▶ [Stated exercise] Restate each entry word for word, leaving nothing out.

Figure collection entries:

****************

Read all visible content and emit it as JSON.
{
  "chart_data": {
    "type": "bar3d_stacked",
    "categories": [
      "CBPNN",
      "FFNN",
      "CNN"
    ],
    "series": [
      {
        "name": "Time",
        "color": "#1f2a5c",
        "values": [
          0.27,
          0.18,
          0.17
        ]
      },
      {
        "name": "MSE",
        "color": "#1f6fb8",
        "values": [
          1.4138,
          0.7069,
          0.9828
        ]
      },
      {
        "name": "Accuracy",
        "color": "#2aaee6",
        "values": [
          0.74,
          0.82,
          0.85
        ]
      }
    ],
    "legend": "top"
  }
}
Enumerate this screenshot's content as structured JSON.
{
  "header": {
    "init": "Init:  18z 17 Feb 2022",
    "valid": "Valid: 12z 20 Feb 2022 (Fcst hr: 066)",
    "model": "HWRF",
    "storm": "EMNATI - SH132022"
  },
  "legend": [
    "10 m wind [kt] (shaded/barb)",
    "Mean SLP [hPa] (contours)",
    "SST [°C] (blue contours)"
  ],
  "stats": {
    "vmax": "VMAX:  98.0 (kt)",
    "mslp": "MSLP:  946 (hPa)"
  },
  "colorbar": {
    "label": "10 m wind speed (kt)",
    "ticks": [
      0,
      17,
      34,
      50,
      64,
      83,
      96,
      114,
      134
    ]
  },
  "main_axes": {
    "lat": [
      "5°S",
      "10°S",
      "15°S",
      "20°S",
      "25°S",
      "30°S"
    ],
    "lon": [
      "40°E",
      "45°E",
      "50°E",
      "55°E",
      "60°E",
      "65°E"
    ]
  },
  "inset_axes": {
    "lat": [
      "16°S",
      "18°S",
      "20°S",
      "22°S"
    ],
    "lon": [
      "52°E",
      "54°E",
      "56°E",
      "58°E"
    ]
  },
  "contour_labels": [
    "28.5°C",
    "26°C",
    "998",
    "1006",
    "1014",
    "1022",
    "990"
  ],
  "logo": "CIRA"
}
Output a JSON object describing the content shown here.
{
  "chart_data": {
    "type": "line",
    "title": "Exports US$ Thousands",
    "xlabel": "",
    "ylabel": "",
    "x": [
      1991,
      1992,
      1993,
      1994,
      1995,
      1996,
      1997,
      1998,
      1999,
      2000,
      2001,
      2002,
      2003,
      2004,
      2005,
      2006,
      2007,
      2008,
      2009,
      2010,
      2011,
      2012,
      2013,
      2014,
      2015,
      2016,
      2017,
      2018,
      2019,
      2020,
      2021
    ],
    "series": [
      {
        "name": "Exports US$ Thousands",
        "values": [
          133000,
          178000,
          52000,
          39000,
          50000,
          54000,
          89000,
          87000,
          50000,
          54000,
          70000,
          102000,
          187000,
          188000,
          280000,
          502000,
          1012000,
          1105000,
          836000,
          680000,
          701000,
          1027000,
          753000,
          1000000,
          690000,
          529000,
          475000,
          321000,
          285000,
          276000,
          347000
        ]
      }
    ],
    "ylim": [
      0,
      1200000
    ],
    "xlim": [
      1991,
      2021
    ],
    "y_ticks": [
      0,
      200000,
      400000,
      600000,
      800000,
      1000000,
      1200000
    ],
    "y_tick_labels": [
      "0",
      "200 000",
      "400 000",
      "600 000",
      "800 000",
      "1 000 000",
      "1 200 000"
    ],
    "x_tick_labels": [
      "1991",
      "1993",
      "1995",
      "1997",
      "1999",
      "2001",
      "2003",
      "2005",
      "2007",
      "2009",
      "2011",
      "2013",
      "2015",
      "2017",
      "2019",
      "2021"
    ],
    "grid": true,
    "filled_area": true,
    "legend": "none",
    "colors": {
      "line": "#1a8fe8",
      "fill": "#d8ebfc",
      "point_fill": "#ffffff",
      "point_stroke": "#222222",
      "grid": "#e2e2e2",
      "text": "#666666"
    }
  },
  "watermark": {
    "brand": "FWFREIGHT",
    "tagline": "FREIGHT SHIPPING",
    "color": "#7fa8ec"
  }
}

****************

▶ [Completed task]
Read all visible content and emit it as JSON.
{
  "chart_data": {
    "type": "bar3d_stacked",
    "categories": [
      "CBPNN",
      "FFNN",
      "CNN"
    ],
    "series": [
      {
        "name": "Time",
        "color": "#1f2a5c",
        "values": [
          0.27,
          0.18,
          0.17
        ]
      },
      {
        "name": "MSE",
        "color": "#1f6fb8",
        "values": [
          1.4138,
          0.7069,
          0.9828
        ]
      },
      {
        "name": "Accuracy",
        "color": "#2aaee6",
        "values": [
          0.74,
          0.82,
          0.85
        ]
      }
    ],
    "legend": "top"
  }
}
Enumerate this screenshot's content as structured JSON.
{
  "header": {
    "init": "Init:  18z 17 Feb 2022",
    "valid": "Valid: 12z 20 Feb 2022 (Fcst hr: 066)",
    "model": "HWRF",
    "storm": "EMNATI - SH132022"
  },
  "legend": [
    "10 m wind [kt] (shaded/barb)",
    "Mean SLP [hPa] (contours)",
    "SST [°C] (blue contours)"
  ],
  "stats": {
    "vmax": "VMAX:  98.0 (kt)",
    "mslp": "MSLP:  946 (hPa)"
  },
  "colorbar": {
    "label": "10 m wind speed (kt)",
    "ticks": [
      0,
      17,
      34,
      50,
      64,
      83,
      96,
      114,
      134
    ]
  },
  "main_axes": {
    "lat": [
      "5°S",
      "10°S",
      "15°S",
      "20°S",
      "25°S",
      "30°S"
    ],
    "lon": [
      "40°E",
      "45°E",
      "50°E",
      "55°E",
      "60°E",
      "65°E"
    ]
  },
  "inset_axes": {
    "lat": [
      "16°S",
      "18°S",
      "20°S",
      "22°S"
    ],
    "lon": [
      "52°E",
      "54°E",
      "56°E",
      "58°E"
    ]
  },
  "contour_labels": [
    "28.5°C",
    "26°C",
    "998",
    "1006",
    "1014",
    "1022",
    "990"
  ],
  "logo": "CIRA"
}
Output a JSON object describing the content shown here.
{
  "chart_data": {
    "type": "line",
    "title": "Exports US$ Thousands",
    "xlabel": "",
    "ylabel": "",
    "x": [
      1991,
      1992,
      1993,
      1994,
      1995,
      1996,
      1997,
      1998,
      1999,
      2000,
      2001,
      2002,
      2003,
      2004,
      2005,
      2006,
      2007,
      2008,
      2009,
      2010,
      2011,
      2012,
      2013,
      2014,
      2015,
      2016,
      2017,
      2018,
      2019,
      2020,
      2021
    ],
    "series": [
      {
        "name": "Exports US$ Thousands",
        "values": [
          133000,
          178000,
          52000,
          39000,
          50000,
          54000,
          89000,
          87000,
          50000,
          54000,
          70000,
          102000,
          187000,
          188000,
          280000,
          502000,
          1012000,
          1105000,
          836000,
          680000,
          701000,
          1027000,
          753000,
          1000000,
          690000,
          529000,
          475000,
          321000,
          285000,
          276000,
          347000
        ]
      }
    ],
    "ylim": [
      0,
      1200000
    ],
    "xlim": [
      1991,
      2021
    ],
    "y_ticks": [
      0,
      200000,
      400000,
      600000,
      800000,
      1000000,
      1200000
    ],
    "y_tick_labels": [
      "0",
      "200 000",
      "400 000",
      "600 000",
      "800 000",
      "1 000 000",
      "1 200 000"
    ],
    "x_tick_labels": [
      "1991",
      "1993",
      "1995",
      "1997",
      "1999",
      "2001",
      "2003",
      "2005",
      "2007",
      "2009",
      "2011",
      "2013",
      "2015",
      "2017",
      "2019",
      "2021"
    ],
    "grid": true,
    "filled_area": true,
    "legend": "none",
    "colors": {
      "line": "#1a8fe8",
      "fill": "#d8ebfc",
      "point_fill": "#ffffff",
      "point_stroke": "#222222",
      "grid": "#e2e2e2",
      "text": "#666666"
    }
  },
  "watermark": {
    "brand": "FWFREIGHT",
    "tagline": "FREIGHT SHIPPING",
    "color": "#7fa8ec"
  }
}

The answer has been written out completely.